• Exercise requirements
Search the data for the string "Satish" and copy each line where it turns up.

• Extracted material
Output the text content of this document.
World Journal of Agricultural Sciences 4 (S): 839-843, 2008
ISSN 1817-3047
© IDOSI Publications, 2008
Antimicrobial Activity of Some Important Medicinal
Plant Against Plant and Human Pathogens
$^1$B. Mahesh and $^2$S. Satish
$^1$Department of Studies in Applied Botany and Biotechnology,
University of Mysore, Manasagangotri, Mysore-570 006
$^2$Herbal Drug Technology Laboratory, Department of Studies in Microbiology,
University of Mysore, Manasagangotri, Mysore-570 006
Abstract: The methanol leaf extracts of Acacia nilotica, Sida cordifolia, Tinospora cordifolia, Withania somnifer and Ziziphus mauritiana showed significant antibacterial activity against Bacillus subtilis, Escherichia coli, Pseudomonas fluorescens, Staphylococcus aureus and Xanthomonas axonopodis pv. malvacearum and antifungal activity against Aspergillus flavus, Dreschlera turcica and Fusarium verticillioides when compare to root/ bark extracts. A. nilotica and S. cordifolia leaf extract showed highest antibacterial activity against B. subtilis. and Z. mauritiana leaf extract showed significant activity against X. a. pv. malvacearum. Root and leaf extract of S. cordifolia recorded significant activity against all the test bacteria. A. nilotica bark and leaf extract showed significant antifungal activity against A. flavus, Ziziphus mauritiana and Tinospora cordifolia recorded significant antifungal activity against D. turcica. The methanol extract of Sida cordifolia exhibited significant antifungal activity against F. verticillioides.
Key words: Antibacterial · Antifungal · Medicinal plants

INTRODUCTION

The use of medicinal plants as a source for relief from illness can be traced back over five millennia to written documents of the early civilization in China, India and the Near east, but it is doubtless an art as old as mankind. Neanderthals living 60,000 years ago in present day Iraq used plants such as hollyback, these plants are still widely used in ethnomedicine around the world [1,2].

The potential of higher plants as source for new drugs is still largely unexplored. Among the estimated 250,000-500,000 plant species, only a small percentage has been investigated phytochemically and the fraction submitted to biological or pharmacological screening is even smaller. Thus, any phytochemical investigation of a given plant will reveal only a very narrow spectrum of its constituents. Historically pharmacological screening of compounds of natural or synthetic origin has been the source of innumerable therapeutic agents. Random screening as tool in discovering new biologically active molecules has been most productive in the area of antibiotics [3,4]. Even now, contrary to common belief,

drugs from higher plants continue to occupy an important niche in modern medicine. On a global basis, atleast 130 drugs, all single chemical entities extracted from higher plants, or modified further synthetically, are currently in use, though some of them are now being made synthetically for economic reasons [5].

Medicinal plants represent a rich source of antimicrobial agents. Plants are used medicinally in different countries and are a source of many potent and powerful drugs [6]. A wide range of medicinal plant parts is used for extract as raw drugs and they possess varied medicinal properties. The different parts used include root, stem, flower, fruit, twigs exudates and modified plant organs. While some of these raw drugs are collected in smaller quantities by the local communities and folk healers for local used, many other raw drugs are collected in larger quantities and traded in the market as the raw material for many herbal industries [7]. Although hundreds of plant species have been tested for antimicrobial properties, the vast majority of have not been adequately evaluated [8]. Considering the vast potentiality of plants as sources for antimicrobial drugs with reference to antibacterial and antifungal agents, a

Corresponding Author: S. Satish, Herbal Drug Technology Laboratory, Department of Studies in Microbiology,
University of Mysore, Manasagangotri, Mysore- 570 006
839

• Response area
$^1$B. Mahesh and $^2$S. Satish
Corresponding Author: S. Satish, Herbal Drug Technology Laboratory, Department of Studies in Microbiology,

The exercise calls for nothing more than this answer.